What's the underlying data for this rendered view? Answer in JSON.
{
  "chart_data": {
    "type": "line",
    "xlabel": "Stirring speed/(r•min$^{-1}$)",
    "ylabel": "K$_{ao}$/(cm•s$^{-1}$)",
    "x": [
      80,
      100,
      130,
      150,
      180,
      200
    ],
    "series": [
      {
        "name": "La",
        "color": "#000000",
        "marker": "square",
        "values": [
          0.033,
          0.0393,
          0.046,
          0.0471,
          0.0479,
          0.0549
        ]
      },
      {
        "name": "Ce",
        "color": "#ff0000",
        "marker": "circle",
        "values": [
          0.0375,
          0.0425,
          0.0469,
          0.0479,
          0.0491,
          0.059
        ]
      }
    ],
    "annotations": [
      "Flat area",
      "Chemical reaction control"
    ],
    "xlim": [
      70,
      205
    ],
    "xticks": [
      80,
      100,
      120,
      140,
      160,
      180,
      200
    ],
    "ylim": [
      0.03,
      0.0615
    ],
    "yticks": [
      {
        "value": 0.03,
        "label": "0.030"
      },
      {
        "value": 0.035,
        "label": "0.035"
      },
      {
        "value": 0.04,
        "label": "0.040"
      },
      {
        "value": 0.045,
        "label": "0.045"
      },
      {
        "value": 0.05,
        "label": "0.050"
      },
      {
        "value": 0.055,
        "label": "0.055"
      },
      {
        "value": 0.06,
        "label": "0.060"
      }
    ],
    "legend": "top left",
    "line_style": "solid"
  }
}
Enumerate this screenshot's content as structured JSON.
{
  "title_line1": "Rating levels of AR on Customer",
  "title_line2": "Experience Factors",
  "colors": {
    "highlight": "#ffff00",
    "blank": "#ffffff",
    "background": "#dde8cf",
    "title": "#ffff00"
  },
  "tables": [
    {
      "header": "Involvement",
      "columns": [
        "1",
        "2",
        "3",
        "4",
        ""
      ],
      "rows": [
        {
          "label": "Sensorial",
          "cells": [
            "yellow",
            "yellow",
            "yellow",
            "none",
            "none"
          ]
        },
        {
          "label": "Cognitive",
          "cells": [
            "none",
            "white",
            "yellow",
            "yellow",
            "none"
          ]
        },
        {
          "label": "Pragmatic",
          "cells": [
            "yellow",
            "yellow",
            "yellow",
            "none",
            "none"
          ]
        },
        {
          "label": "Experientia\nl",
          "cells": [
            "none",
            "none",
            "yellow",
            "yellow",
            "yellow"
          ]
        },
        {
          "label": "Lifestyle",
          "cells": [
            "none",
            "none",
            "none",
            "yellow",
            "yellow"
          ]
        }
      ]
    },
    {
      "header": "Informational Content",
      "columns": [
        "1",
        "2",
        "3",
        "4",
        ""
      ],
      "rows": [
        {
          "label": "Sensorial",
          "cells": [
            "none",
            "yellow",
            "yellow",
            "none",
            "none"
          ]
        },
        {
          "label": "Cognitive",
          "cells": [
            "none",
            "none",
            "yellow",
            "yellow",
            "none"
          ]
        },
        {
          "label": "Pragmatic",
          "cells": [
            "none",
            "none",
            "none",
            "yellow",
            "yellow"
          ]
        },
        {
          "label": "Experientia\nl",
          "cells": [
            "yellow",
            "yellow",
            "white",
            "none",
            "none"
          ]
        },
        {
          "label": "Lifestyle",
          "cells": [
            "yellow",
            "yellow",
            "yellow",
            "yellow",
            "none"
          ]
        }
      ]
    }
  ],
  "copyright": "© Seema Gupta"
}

════════════════════

**Short exercise**
Write out the complete set of records exactly as given.

**Result of the exercise**
What's the underlying data for this rendered view? Answer in JSON.
{
  "chart_data": {
    "type": "line",
    "xlabel": "Stirring speed/(r•min$^{-1}$)",
    "ylabel": "K$_{ao}$/(cm•s$^{-1}$)",
    "x": [
      80,
      100,
      130,
      150,
      180,
      200
    ],
    "series": [
      {
        "name": "La",
        "color": "#000000",
        "marker": "square",
        "values": [
          0.033,
          0.0393,
          0.046,
          0.0471,
          0.0479,
          0.0549
        ]
      },
      {
        "name": "Ce",
        "color": "#ff0000",
        "marker": "circle",
        "values": [
          0.0375,
          0.0425,
          0.0469,
          0.0479,
          0.0491,
          0.059
        ]
      }
    ],
    "annotations": [
      "Flat area",
      "Chemical reaction control"
    ],
    "xlim": [
      70,
      205
    ],
    "xticks": [
      80,
      100,
      120,
      140,
      160,
      180,
      200
    ],
    "ylim": [
      0.03,
      0.0615
    ],
    "yticks": [
      {
        "value": 0.03,
        "label": "0.030"
      },
      {
        "value": 0.035,
        "label": "0.035"
      },
      {
        "value": 0.04,
        "label": "0.040"
      },
      {
        "value": 0.045,
        "label": "0.045"
      },
      {
        "value": 0.05,
        "label": "0.050"
      },
      {
        "value": 0.055,
        "label": "0.055"
      },
      {
        "value": 0.06,
        "label": "0.060"
      }
    ],
    "legend": "top left",
    "line_style": "solid"
  }
}
Enumerate this screenshot's content as structured JSON.
{
  "title_line1": "Rating levels of AR on Customer",
  "title_line2": "Experience Factors",
  "colors": {
    "highlight": "#ffff00",
    "blank": "#ffffff",
    "background": "#dde8cf",
    "title": "#ffff00"
  },
  "tables": [
    {
      "header": "Involvement",
      "columns": [
        "1",
        "2",
        "3",
        "4",
        ""
      ],
      "rows": [
        {
          "label": "Sensorial",
          "cells": [
            "yellow",
            "yellow",
            "yellow",
            "none",
            "none"
          ]
        },
        {
          "label": "Cognitive",
          "cells": [
            "none",
            "white",
            "yellow",
            "yellow",
            "none"
          ]
        },
        {
          "label": "Pragmatic",
          "cells": [
            "yellow",
            "yellow",
            "yellow",
            "none",
            "none"
          ]
        },
        {
          "label": "Experientia\nl",
          "cells": [
            "none",
            "none",
            "yellow",
            "yellow",
            "yellow"
          ]
        },
        {
          "label": "Lifestyle",
          "cells": [
            "none",
            "none",
            "none",
            "yellow",
            "yellow"
          ]
        }
      ]
    },
    {
      "header": "Informational Content",
      "columns": [
        "1",
        "2",
        "3",
        "4",
        ""
      ],
      "rows": [
        {
          "label": "Sensorial",
          "cells": [
            "none",
            "yellow",
            "yellow",
            "none",
            "none"
          ]
        },
        {
          "label": "Cognitive",
          "cells": [
            "none",
            "none",
            "yellow",
            "yellow",
            "none"
          ]
        },
        {
          "label": "Pragmatic",
          "cells": [
            "none",
            "none",
            "none",
            "yellow",
            "yellow"
          ]
        },
        {
          "label": "Experientia\nl",
          "cells": [
            "yellow",
            "yellow",
            "white",
            "none",
            "none"
          ]
        },
        {
          "label": "Lifestyle",
          "cells": [
            "yellow",
            "yellow",
            "yellow",
            "yellow",
            "none"
          ]
        }
      ]
    }
  ],
  "copyright": "© Seema Gupta"
}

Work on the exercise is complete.